**GIVEN EXERCISE**
Without the pictures, print each of the records below exactly as it appears.

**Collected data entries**
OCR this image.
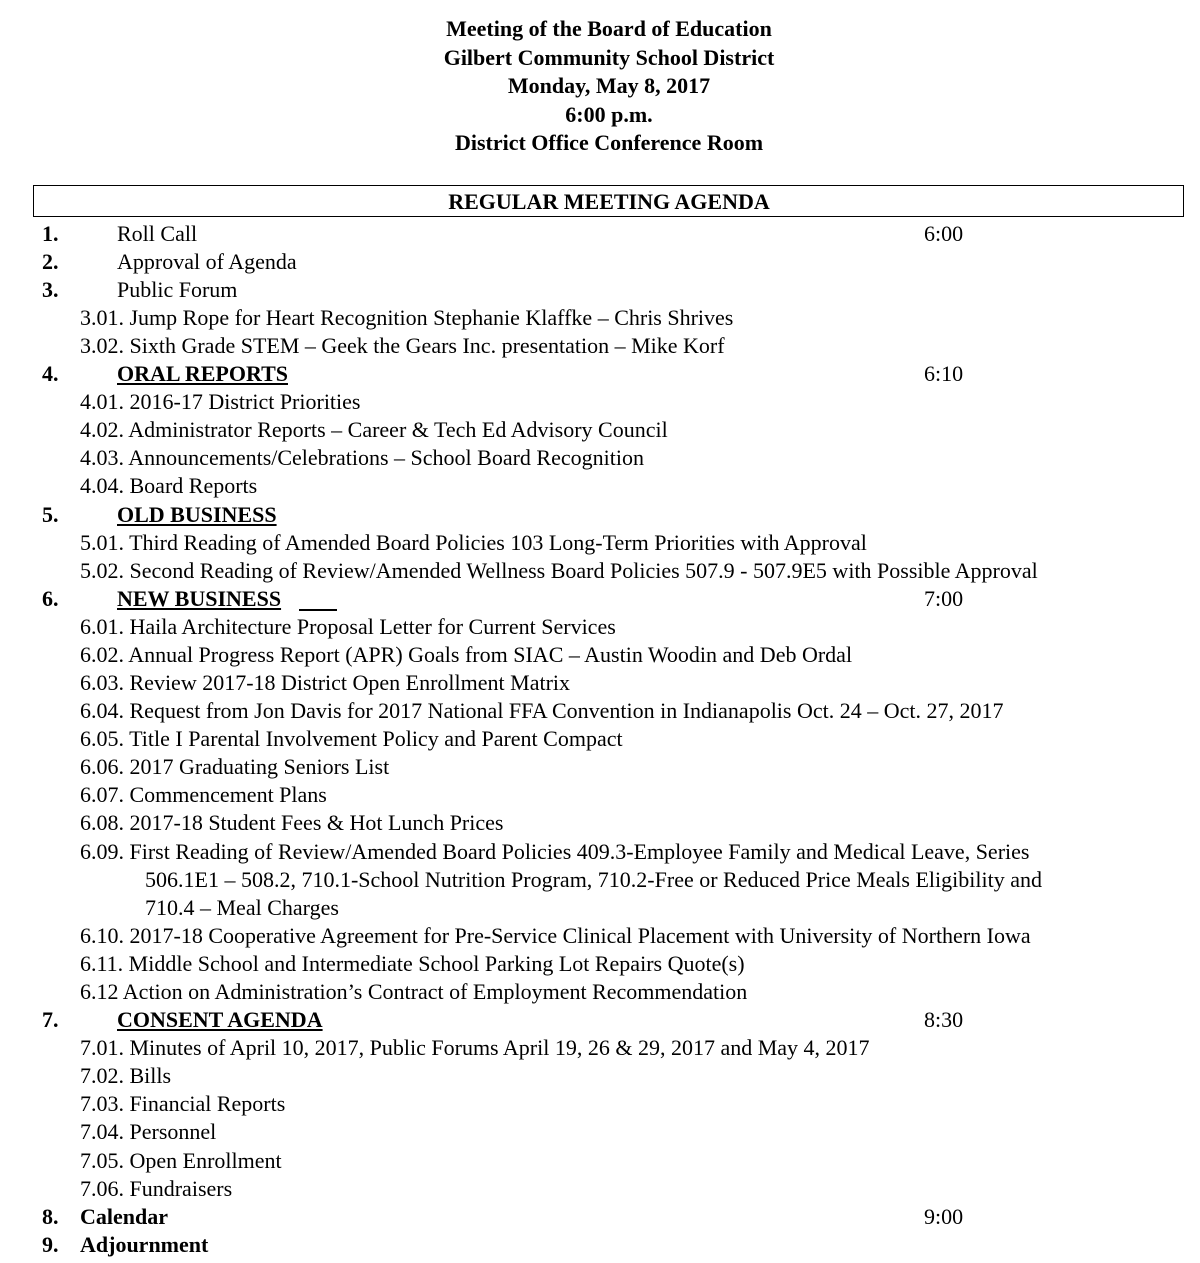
Meeting of the Board of Education
Gilbert Community School District
Monday, May 8, 2017
6:00 p.m.
District Office Conference Room
REGULAR MEETING AGENDA
1.	Roll Call	6:00
2.	Approval of Agenda
3.	Public Forum
3.01. Jump Rope for Heart Recognition Stephanie Klaffke – Chris Shrives
3.02. Sixth Grade STEM – Geek the Gears Inc. presentation – Mike Korf
4.	ORAL REPORTS	6:10
4.01. 2016-17 District Priorities
4.02. Administrator Reports – Career & Tech Ed Advisory Council
4.03. Announcements/Celebrations – School Board Recognition
4.04. Board Reports
5.	OLD BUSINESS
5.01. Third Reading of Amended Board Policies 103 Long-Term Priorities with Approval
5.02. Second Reading of Review/Amended Wellness Board Policies 507.9 - 507.9E5 with Possible Approval
6.	NEW BUSINESS	7:00
6.01. Haila Architecture Proposal Letter for Current Services
6.02. Annual Progress Report (APR) Goals from SIAC – Austin Woodin and Deb Ordal
6.03. Review 2017-18 District Open Enrollment Matrix
6.04. Request from Jon Davis for 2017 National FFA Convention in Indianapolis Oct. 24 – Oct. 27, 2017
6.05. Title I Parental Involvement Policy and Parent Compact
6.06. 2017 Graduating Seniors List
6.07. Commencement Plans
6.08. 2017-18 Student Fees & Hot Lunch Prices
6.09. First Reading of Review/Amended Board Policies 409.3-Employee Family and Medical Leave, Series
506.1E1 – 508.2, 710.1-School Nutrition Program, 710.2-Free or Reduced Price Meals Eligibility and
710.4 – Meal Charges
6.10. 2017-18 Cooperative Agreement for Pre-Service Clinical Placement with University of Northern Iowa
6.11. Middle School and Intermediate School Parking Lot Repairs Quote(s)
6.12 Action on Administration’s Contract of Employment Recommendation
7.	CONSENT AGENDA	8:30
7.01. Minutes of April 10, 2017, Public Forums April 19, 26 & 29, 2017 and May 4, 2017
7.02. Bills
7.03. Financial Reports
7.04. Personnel
7.05. Open Enrollment
7.06. Fundraisers
8. Calendar	9:00
9. Adjournment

**WRITTEN RESPONSE**
OCR this image.
Meeting of the Board of Education
Gilbert Community School District
Monday, May 8, 2017
6:00 p.m.
District Office Conference Room
REGULAR MEETING AGENDA
1.	Roll Call	6:00
2.	Approval of Agenda
3.	Public Forum
3.01. Jump Rope for Heart Recognition Stephanie Klaffke – Chris Shrives
3.02. Sixth Grade STEM – Geek the Gears Inc. presentation – Mike Korf
4.	ORAL REPORTS	6:10
4.01. 2016-17 District Priorities
4.02. Administrator Reports – Career & Tech Ed Advisory Council
4.03. Announcements/Celebrations – School Board Recognition
4.04. Board Reports
5.	OLD BUSINESS
5.01. Third Reading of Amended Board Policies 103 Long-Term Priorities with Approval
5.02. Second Reading of Review/Amended Wellness Board Policies 507.9 - 507.9E5 with Possible Approval
6.	NEW BUSINESS	7:00
6.01. Haila Architecture Proposal Letter for Current Services
6.02. Annual Progress Report (APR) Goals from SIAC – Austin Woodin and Deb Ordal
6.03. Review 2017-18 District Open Enrollment Matrix
6.04. Request from Jon Davis for 2017 National FFA Convention in Indianapolis Oct. 24 – Oct. 27, 2017
6.05. Title I Parental Involvement Policy and Parent Compact
6.06. 2017 Graduating Seniors List
6.07. Commencement Plans
6.08. 2017-18 Student Fees & Hot Lunch Prices
6.09. First Reading of Review/Amended Board Policies 409.3-Employee Family and Medical Leave, Series
506.1E1 – 508.2, 710.1-School Nutrition Program, 710.2-Free or Reduced Price Meals Eligibility and
710.4 – Meal Charges
6.10. 2017-18 Cooperative Agreement for Pre-Service Clinical Placement with University of Northern Iowa
6.11. Middle School and Intermediate School Parking Lot Repairs Quote(s)
6.12 Action on Administration’s Contract of Employment Recommendation
7.	CONSENT AGENDA	8:30
7.01. Minutes of April 10, 2017, Public Forums April 19, 26 & 29, 2017 and May 4, 2017
7.02. Bills
7.03. Financial Reports
7.04. Personnel
7.05. Open Enrollment
7.06. Fundraisers
8. Calendar	9:00
9. Adjournment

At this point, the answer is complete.